In the previous post, we switched gears and started looking at the web server for the Netgear  R6200. That’s because the HTTP daemon’s code for upgrading the firmware is less broken and easier to analyze. We also analyzed a stock firmware image downloaded from Netgear to see how it is composed. Craig Heffner’s binwalk identified three parts, a TRX header at offset 58, followed by a compressed Linux kernel, followed by a squashfs filesystem. All of those parts are well understood, which only leaves the first 58 bytes to analyze.

With the goal of recreating the header using a stock TRX header, Linux kernel, and filesystem, I described how we can use Bowcaster to create fake header data to aid in debugging. When we left off, I had started discussing httpd’s abCheckBoardID() function at 0x0041C3D8, which partially parses the firmware header. We identified a magic signature that should be at the firmware image’s offset 0, as well as some sort of size field that should be at offset 4. We also discovered this header should be big endian encoded even though the target system is little endian.

In this part, we’ll clarify the purpose of the size field as well as identify a checksum field. Identification of the checksum algorithm is tricky if you don’t have an eye for that sort of thing (I do not). I’ll show how to deal with that. By the end of this part, we will have identified four fields, accounting for 30 bytes of the 58-byte firmware header.

Updated Exploit Code

I last updated the exploit code for part 5, which added several Python modules to aid in reverse engineering and reconstructing a firmware image. In this part I’ve added a module to regenerate checksums found in the header (see below). Additionally, the MysteryHeader class populates a couple of new fields that we will cover this post. If you’ve previously cloned the repository, now would be a good time to do a pull. You can clone the git repo from:

Header Size

We know the field at offset 4 is a size field of some sort because it’s used as the size for a memcpy() operation[1]. Let’s take a look at a stock firmware image to see what value is in that field. It might correlate to something obvious.

Above, we see the stock value is 0x0000003A, or 58 in decimal. Since 58 is also the amount of unidentified data before the TRX header, it’s a safe bet this field is the overall size of this unidentified header. It’s also a safe bet that this header is variable in size. The TRX header, whose size is fixed, does not have a size field for the header alone, only for the header plus data.

Checksum Fun

From abCheckBoardID() there are several calls to the calculate_checksum() function. This is an imported symbol and is not in the httpd binary itself. Strings analysis of libraries on the R6200’s filesystem reveals that this function is in the shared library We can disassemble this binary and analyze the function.

There’s no need to completely reverse engineer this function. Sure, it would be convenient to know what checksum algorithm this is[2] and if there was a built-in python module to use. All we really need, however, is code that calculates the same values this function does. It’s easier in this case to just reimplement the algorithm. I duplicated this function one-for-one, where each line of MIPS disassembly became a line of Python. It’s a small function, so it didn’t take long to do. That module is included in this week’s update to the git repo.
--------------------------------------------------
# [WHAT TO DO]
Summarize the firmware header excerpt above in two sentences.

Element box annotations
--------------------------------------------------
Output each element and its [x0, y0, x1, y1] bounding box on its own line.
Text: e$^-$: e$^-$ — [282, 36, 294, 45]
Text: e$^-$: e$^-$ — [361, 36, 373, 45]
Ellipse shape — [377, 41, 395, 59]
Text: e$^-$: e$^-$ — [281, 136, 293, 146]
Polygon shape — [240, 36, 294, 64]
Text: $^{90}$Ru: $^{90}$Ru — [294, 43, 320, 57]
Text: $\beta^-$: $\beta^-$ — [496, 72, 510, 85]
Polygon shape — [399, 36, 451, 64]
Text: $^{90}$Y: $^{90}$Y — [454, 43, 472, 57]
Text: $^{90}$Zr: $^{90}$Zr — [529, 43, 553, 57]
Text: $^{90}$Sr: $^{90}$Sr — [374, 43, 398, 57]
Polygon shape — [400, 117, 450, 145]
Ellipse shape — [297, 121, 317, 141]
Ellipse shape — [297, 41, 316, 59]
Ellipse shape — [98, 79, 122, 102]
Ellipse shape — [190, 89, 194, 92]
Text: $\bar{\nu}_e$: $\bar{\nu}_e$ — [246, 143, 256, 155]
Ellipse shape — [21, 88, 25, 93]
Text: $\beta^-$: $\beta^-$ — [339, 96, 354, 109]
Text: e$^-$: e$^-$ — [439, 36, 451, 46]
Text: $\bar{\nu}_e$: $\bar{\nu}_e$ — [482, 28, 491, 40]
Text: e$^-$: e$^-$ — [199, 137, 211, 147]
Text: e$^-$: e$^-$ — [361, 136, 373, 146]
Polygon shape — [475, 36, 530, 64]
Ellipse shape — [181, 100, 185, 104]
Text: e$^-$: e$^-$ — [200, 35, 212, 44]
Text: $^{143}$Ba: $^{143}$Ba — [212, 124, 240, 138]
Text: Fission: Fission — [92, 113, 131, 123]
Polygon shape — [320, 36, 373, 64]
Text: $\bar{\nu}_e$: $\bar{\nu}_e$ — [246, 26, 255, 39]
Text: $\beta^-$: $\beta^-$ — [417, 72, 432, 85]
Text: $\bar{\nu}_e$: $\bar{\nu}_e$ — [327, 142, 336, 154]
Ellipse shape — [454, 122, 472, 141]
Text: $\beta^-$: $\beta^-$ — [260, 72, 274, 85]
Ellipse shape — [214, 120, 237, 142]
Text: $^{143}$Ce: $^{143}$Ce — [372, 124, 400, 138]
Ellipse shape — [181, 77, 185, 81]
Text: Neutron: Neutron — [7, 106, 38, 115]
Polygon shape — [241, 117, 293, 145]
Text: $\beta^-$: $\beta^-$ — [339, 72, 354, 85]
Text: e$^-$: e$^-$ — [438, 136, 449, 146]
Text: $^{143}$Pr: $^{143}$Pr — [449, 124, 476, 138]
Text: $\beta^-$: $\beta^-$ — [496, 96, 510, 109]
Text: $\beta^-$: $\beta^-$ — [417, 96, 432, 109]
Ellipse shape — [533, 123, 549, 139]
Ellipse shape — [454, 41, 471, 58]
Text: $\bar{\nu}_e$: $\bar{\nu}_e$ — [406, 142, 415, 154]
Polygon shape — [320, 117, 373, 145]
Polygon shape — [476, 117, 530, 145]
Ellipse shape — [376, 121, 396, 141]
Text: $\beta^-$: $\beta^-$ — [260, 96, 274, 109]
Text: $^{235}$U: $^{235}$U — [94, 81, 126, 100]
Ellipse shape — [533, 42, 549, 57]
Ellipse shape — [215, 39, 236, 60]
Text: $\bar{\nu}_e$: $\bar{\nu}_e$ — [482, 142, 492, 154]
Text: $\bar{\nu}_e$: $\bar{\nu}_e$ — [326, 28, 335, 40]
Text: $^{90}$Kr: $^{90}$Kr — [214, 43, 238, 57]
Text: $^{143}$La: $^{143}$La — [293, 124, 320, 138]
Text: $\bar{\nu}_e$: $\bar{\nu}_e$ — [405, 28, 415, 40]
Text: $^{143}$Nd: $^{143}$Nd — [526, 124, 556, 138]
--------------------------------------------------
# [THE REPLY]
This part continues analyzing the 58 bytes that precede the TRX header in a stock Netgear R6200 firmware image, working from httpd's abCheckBoardID() function, which partially parses that header. The field at offset 4 holds 0x0000003A, or 58, which makes it very likely the size of this variable-size header, and the calculate_checksum() function that abCheckBoardID() calls was reimplemented line for line in Python rather than fully reverse engineered.